Задания к упражнению:
[A] Выпишите из отрывка о восстании заключенных всех людей, которых он называет по фамилии.
[B] Подхватите отрывок о походе отряда Ретютина и допишите к нему продолжение после последнего предложения.

Выбранный отрывок:
- - - - - - -

Получив данные о вооруженном налете группы заключенных на райцентр станции Приисковую и последующем движении их по речке, зам. наркома внутренних дел Дальстроя В. Симаков совместно с партийным представителем отдал телеграфное распоряжение находившемся на пути следования в район бунта заключенных начальнику РО НКВД капитану Фальшину и секретарю РП района Безгодову. Совместно с руководством ВОХР лагподразделений, расположенных вверх по речке, организовать отряд из стрелков ВОХРа, мобилизовать оленьи упряжки колхозов и немедленно выступить навстречу банде с расчетом к утру 26-го января ее окружить и уничтожить.

91


XXXII

Тем временем отряд М. Ретютина вступил в очередное таежное село на своем пути следования по речке. Повстанцы обезоружили участкового милиционера Макарова, отобрав у него револьвер системы “Наган”, а в правлении колхоза взяли двуствольное охотничье ружье. На складе сельпо повстанцы захватили 10 мешков муки, 5 мешков крупы, 3 мешка сахара, один ящик макарон, 4 ящика спирта, мешок соли, ящик спичек, 41 штуку пустых мешков и небольшое количество печеного хлеба, а также топоры, пилы, ведра и другой хозяйственный инвентарь, после чего “военком” повстанцев А. Макеев оставил продавщице магазина сельпо Д. Семяшкиной расписку на взятый товар от имени “Отряда особого назначения № 41”. На почте разрушили телеграфную аппаратуру и порвали телефонные провода.
Наполнив свой продовольственный обоз, отряд М. Ретютина на подводах выехал из села и свернул в лес по лесной тропе, идущей вверх, с намерением добраться до звериных хозяйств, захватить их и, пересев на оленьи упряжки, ускорить в лесу по снегу свое передвижение.

- - - - - - -

Исходные записи:
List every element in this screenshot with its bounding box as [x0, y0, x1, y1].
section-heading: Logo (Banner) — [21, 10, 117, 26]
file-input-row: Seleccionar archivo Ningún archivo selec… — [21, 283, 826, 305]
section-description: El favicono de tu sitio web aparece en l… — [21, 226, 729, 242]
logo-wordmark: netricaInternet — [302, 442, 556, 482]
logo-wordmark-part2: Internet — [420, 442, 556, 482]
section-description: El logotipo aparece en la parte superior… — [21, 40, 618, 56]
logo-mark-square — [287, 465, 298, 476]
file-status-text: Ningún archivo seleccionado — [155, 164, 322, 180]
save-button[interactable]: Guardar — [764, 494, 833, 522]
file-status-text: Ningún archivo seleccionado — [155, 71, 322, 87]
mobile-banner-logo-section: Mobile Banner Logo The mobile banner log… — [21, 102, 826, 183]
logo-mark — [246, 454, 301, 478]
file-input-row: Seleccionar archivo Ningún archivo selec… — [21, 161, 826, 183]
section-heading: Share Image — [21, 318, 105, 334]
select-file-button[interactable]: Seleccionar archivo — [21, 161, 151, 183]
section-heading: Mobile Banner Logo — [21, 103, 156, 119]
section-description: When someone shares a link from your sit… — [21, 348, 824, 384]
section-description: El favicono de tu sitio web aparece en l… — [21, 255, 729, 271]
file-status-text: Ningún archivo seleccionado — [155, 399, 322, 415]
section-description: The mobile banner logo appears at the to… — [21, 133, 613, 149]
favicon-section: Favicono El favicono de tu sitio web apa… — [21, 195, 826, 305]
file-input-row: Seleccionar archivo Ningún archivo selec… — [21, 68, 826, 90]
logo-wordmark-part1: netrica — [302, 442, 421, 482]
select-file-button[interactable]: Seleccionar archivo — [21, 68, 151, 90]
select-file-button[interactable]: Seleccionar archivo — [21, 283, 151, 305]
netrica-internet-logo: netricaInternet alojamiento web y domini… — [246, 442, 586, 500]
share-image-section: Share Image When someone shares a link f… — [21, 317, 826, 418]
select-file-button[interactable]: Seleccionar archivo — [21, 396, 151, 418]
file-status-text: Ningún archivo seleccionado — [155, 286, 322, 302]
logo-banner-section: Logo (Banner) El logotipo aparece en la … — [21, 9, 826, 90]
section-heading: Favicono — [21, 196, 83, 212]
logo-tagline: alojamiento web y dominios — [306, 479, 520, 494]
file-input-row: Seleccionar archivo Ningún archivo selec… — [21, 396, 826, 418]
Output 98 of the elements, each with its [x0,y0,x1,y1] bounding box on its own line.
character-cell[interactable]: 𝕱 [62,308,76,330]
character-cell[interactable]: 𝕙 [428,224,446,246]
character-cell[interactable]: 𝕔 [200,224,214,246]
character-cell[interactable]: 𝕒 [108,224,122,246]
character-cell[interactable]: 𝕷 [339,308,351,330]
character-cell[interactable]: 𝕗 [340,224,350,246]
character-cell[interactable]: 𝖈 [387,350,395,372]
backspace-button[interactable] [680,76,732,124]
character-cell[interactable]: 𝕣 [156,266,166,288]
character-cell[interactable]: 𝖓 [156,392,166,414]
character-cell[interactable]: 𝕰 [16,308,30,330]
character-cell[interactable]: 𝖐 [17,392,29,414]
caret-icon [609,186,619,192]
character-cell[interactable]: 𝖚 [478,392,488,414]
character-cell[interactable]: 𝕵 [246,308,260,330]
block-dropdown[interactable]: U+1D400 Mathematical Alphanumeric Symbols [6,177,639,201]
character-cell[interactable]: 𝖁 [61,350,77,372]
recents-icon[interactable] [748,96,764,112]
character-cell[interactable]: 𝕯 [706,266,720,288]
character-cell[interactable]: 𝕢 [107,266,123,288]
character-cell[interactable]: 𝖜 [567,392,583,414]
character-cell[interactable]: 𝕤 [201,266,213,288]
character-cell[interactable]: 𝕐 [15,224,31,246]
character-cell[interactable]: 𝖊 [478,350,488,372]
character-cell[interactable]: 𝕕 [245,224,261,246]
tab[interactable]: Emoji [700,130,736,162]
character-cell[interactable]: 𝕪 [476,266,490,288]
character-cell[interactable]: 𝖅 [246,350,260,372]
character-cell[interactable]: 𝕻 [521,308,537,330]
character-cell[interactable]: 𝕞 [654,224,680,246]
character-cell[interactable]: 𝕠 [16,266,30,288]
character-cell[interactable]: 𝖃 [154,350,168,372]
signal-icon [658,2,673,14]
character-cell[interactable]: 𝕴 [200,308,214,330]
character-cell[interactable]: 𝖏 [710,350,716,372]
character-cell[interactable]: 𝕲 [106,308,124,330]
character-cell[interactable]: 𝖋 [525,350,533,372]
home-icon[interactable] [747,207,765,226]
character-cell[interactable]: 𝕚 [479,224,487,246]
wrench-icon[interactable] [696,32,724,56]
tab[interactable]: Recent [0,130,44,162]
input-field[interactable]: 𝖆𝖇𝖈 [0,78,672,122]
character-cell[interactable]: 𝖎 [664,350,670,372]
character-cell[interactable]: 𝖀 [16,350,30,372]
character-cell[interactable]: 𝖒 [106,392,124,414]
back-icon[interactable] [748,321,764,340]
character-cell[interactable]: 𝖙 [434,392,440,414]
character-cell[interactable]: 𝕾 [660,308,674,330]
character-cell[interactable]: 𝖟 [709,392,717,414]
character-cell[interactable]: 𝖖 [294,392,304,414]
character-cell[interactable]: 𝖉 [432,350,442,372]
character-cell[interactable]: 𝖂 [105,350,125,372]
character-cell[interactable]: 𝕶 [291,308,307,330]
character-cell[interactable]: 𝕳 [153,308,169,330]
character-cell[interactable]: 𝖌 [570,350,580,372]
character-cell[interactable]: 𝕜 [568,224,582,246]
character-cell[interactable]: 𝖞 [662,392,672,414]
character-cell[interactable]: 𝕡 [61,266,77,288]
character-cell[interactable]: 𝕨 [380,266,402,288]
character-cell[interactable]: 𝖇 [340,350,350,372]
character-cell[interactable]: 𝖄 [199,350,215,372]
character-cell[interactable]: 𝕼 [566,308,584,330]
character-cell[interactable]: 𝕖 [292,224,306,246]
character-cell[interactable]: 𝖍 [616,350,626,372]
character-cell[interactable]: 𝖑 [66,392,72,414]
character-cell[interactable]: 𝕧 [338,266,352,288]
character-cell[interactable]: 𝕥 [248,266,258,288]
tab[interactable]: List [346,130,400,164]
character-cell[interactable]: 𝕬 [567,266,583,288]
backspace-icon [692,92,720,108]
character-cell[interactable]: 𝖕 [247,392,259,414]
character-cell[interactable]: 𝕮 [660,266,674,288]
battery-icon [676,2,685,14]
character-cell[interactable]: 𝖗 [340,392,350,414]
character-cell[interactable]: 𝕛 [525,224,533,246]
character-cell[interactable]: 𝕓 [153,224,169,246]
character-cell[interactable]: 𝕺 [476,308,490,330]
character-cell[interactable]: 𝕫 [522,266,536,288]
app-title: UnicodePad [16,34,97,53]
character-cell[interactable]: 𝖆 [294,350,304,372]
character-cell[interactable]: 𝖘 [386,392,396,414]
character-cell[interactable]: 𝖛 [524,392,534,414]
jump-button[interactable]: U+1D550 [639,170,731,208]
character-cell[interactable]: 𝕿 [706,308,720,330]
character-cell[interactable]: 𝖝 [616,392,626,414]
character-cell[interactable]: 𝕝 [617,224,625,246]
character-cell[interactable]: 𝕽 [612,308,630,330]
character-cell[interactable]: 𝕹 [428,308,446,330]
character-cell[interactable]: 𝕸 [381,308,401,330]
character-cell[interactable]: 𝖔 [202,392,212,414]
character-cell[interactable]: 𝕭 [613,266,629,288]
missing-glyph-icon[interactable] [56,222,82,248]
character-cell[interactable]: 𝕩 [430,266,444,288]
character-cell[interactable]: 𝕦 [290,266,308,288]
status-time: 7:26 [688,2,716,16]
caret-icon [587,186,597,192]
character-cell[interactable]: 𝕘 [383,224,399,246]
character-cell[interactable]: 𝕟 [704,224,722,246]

- - - - - - -

Ответы к упражнению:
[A] В. Симаков, Фальшин, Безгодов, М. Ретютин, Макаров, А. Макеев, Д. Семяшкина

[B]
XXXIII

В соответствие с приказом В. Симакова для ликвидации банды М. Ретютина был сформирован отряд из бойцов 4-го дивизиона ВОХР одного из лагерей под командованием Прохорова. Руководство этого лагеря к вопросу укомплектования отряда отнеслось исключительно безответственно, направив на преследование банды в
40-градусный мороз отряд бойцов в летних брюках, плохой обуви, перчатках и в шинелях без телогрейки и полушубков.
Утром 26-го января В. Симаков и Т. Важнов вылетели на самолете на станцию Приисковая для руководства по ликвидации банды М. Ретютина.
В Приисковой в соответствии  с разработанным планом по ликвидации восстания были организованы дополнительные вооруженные отряды из партийно-советского актива Приисковского района (65 человек, плюс 40 человек стрелков ВОХР одного из лагерей). Оружие для отрядов партсовактива было переброшено на самолетах. Кроме того, были созданы 2 отряда из стрелков ВОХР еще одного лагеря для закрытия выходов с верховьев реки.
Первые отряды в количестве 55 и 70 человек под общим командованием Прохорова прибыли в село, где находилась группа восставших.
После обеда 26-го января отряд ВОХР в количестве 55 бойцов выступил из села в погоню за повстанцами М. Ретютина.
27-го января из этого села выступил для преследования повстанцев второй отряд ВОХР в количестве 70 бойцов.
На четвертый день восстания разведка преследователей наткнулась на отряд повстанцев в 65 километрах от Приисковой. До подхода основных сил противника

92

повстанцы успели занять выгодные позиции и окопаться в снегу.
Стрелки отряда ВОХР под командованием Прохорова вступили в бой. В перестрелке получил ранение один вохровец.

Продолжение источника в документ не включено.